(Written problem) Output each entry exactly; skip nothing.

(Recorded data)
----
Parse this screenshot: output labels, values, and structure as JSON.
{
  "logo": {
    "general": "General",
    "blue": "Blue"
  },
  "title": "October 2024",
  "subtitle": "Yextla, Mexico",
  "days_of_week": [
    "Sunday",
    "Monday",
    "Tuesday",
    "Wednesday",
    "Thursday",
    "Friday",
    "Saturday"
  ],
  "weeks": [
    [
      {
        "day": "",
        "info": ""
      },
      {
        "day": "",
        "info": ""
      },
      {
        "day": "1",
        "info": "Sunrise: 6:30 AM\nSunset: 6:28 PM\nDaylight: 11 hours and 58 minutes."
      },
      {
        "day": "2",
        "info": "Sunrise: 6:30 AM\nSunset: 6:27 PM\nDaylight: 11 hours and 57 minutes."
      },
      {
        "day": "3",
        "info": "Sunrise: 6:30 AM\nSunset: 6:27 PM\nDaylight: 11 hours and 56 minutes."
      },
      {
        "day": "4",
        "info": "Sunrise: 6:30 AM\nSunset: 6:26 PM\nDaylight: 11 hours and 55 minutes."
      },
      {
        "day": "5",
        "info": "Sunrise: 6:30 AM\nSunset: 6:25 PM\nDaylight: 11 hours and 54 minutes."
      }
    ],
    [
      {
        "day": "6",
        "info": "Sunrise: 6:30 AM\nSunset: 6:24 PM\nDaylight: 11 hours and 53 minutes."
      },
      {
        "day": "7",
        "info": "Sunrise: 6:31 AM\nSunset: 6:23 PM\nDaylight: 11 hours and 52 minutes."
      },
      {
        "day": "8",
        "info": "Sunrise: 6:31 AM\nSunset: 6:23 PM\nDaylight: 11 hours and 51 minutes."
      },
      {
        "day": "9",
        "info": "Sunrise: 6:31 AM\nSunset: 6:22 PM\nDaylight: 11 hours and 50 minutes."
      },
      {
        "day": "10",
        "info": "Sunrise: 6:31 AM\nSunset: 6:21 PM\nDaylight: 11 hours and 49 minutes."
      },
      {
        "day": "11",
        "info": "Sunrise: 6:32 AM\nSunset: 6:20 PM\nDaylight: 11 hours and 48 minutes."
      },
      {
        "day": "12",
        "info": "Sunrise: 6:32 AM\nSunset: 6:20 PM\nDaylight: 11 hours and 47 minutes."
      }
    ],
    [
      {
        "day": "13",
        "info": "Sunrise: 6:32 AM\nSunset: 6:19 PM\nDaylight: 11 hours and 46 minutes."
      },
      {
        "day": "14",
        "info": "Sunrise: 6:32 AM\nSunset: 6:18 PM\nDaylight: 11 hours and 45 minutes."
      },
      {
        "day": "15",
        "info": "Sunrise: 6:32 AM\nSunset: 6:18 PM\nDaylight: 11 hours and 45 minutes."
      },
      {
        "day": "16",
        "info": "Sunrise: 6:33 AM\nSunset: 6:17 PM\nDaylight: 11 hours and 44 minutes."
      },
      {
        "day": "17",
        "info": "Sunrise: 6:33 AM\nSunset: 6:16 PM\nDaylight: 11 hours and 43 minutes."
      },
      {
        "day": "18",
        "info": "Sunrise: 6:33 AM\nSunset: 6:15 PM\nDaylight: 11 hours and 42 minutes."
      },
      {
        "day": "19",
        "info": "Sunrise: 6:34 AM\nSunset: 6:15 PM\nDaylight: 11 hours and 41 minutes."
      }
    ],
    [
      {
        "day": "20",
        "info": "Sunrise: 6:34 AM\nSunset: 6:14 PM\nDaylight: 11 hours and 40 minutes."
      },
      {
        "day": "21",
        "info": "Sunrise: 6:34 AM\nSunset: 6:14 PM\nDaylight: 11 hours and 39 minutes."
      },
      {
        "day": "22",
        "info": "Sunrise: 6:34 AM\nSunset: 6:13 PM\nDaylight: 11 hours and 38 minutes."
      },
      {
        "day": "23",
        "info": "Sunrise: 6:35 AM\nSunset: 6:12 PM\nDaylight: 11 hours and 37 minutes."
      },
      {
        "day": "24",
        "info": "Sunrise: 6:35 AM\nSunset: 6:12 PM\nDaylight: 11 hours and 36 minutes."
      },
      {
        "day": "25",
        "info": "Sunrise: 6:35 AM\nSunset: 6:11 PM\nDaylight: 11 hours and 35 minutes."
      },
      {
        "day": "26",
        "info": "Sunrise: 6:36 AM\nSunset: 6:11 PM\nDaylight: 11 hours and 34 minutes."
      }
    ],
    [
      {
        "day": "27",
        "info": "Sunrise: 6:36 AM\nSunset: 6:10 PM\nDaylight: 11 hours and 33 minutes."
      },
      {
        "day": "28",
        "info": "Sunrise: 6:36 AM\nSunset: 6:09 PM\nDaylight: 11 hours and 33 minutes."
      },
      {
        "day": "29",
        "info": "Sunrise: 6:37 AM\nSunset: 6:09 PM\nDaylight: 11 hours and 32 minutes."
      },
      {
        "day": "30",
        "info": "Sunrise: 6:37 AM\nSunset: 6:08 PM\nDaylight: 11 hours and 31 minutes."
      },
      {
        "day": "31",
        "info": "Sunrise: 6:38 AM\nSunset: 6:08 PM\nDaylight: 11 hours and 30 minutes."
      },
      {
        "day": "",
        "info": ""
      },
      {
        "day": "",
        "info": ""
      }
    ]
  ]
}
----
(Response)
Parse this screenshot: output labels, values, and structure as JSON.
{
  "logo": {
    "general": "General",
    "blue": "Blue"
  },
  "title": "October 2024",
  "subtitle": "Yextla, Mexico",
  "days_of_week": [
    "Sunday",
    "Monday",
    "Tuesday",
    "Wednesday",
    "Thursday",
    "Friday",
    "Saturday"
  ],
  "weeks": [
    [
      {
        "day": "",
        "info": ""
      },
      {
        "day": "",
        "info": ""
      },
      {
        "day": "1",
        "info": "Sunrise: 6:30 AM\nSunset: 6:28 PM\nDaylight: 11 hours and 58 minutes."
      },
      {
        "day": "2",
        "info": "Sunrise: 6:30 AM\nSunset: 6:27 PM\nDaylight: 11 hours and 57 minutes."
      },
      {
        "day": "3",
        "info": "Sunrise: 6:30 AM\nSunset: 6:27 PM\nDaylight: 11 hours and 56 minutes."
      },
      {
        "day": "4",
        "info": "Sunrise: 6:30 AM\nSunset: 6:26 PM\nDaylight: 11 hours and 55 minutes."
      },
      {
        "day": "5",
        "info": "Sunrise: 6:30 AM\nSunset: 6:25 PM\nDaylight: 11 hours and 54 minutes."
      }
    ],
    [
      {
        "day": "6",
        "info": "Sunrise: 6:30 AM\nSunset: 6:24 PM\nDaylight: 11 hours and 53 minutes."
      },
      {
        "day": "7",
        "info": "Sunrise: 6:31 AM\nSunset: 6:23 PM\nDaylight: 11 hours and 52 minutes."
      },
      {
        "day": "8",
        "info": "Sunrise: 6:31 AM\nSunset: 6:23 PM\nDaylight: 11 hours and 51 minutes."
      },
      {
        "day": "9",
        "info": "Sunrise: 6:31 AM\nSunset: 6:22 PM\nDaylight: 11 hours and 50 minutes."
      },
      {
        "day": "10",
        "info": "Sunrise: 6:31 AM\nSunset: 6:21 PM\nDaylight: 11 hours and 49 minutes."
      },
      {
        "day": "11",
        "info": "Sunrise: 6:32 AM\nSunset: 6:20 PM\nDaylight: 11 hours and 48 minutes."
      },
      {
        "day": "12",
        "info": "Sunrise: 6:32 AM\nSunset: 6:20 PM\nDaylight: 11 hours and 47 minutes."
      }
    ],
    [
      {
        "day": "13",
        "info": "Sunrise: 6:32 AM\nSunset: 6:19 PM\nDaylight: 11 hours and 46 minutes."
      },
      {
        "day": "14",
        "info": "Sunrise: 6:32 AM\nSunset: 6:18 PM\nDaylight: 11 hours and 45 minutes."
      },
      {
        "day": "15",
        "info": "Sunrise: 6:32 AM\nSunset: 6:18 PM\nDaylight: 11 hours and 45 minutes."
      },
      {
        "day": "16",
        "info": "Sunrise: 6:33 AM\nSunset: 6:17 PM\nDaylight: 11 hours and 44 minutes."
      },
      {
        "day": "17",
        "info": "Sunrise: 6:33 AM\nSunset: 6:16 PM\nDaylight: 11 hours and 43 minutes."
      },
      {
        "day": "18",
        "info": "Sunrise: 6:33 AM\nSunset: 6:15 PM\nDaylight: 11 hours and 42 minutes."
      },
      {
        "day": "19",
        "info": "Sunrise: 6:34 AM\nSunset: 6:15 PM\nDaylight: 11 hours and 41 minutes."
      }
    ],
    [
      {
        "day": "20",
        "info": "Sunrise: 6:34 AM\nSunset: 6:14 PM\nDaylight: 11 hours and 40 minutes."
      },
      {
        "day": "21",
        "info": "Sunrise: 6:34 AM\nSunset: 6:14 PM\nDaylight: 11 hours and 39 minutes."
      },
      {
        "day": "22",
        "info": "Sunrise: 6:34 AM\nSunset: 6:13 PM\nDaylight: 11 hours and 38 minutes."
      },
      {
        "day": "23",
        "info": "Sunrise: 6:35 AM\nSunset: 6:12 PM\nDaylight: 11 hours and 37 minutes."
      },
      {
        "day": "24",
        "info": "Sunrise: 6:35 AM\nSunset: 6:12 PM\nDaylight: 11 hours and 36 minutes."
      },
      {
        "day": "25",
        "info": "Sunrise: 6:35 AM\nSunset: 6:11 PM\nDaylight: 11 hours and 35 minutes."
      },
      {
        "day": "26",
        "info": "Sunrise: 6:36 AM\nSunset: 6:11 PM\nDaylight: 11 hours and 34 minutes."
      }
    ],
    [
      {
        "day": "27",
        "info": "Sunrise: 6:36 AM\nSunset: 6:10 PM\nDaylight: 11 hours and 33 minutes."
      },
      {
        "day": "28",
        "info": "Sunrise: 6:36 AM\nSunset: 6:09 PM\nDaylight: 11 hours and 33 minutes."
      },
      {
        "day": "29",
        "info": "Sunrise: 6:37 AM\nSunset: 6:09 PM\nDaylight: 11 hours and 32 minutes."
      },
      {
        "day": "30",
        "info": "Sunrise: 6:37 AM\nSunset: 6:08 PM\nDaylight: 11 hours and 31 minutes."
      },
      {
        "day": "31",
        "info": "Sunrise: 6:38 AM\nSunset: 6:08 PM\nDaylight: 11 hours and 30 minutes."
      },
      {
        "day": "",
        "info": ""
      },
      {
        "day": "",
        "info": ""
      }
    ]
  ]
}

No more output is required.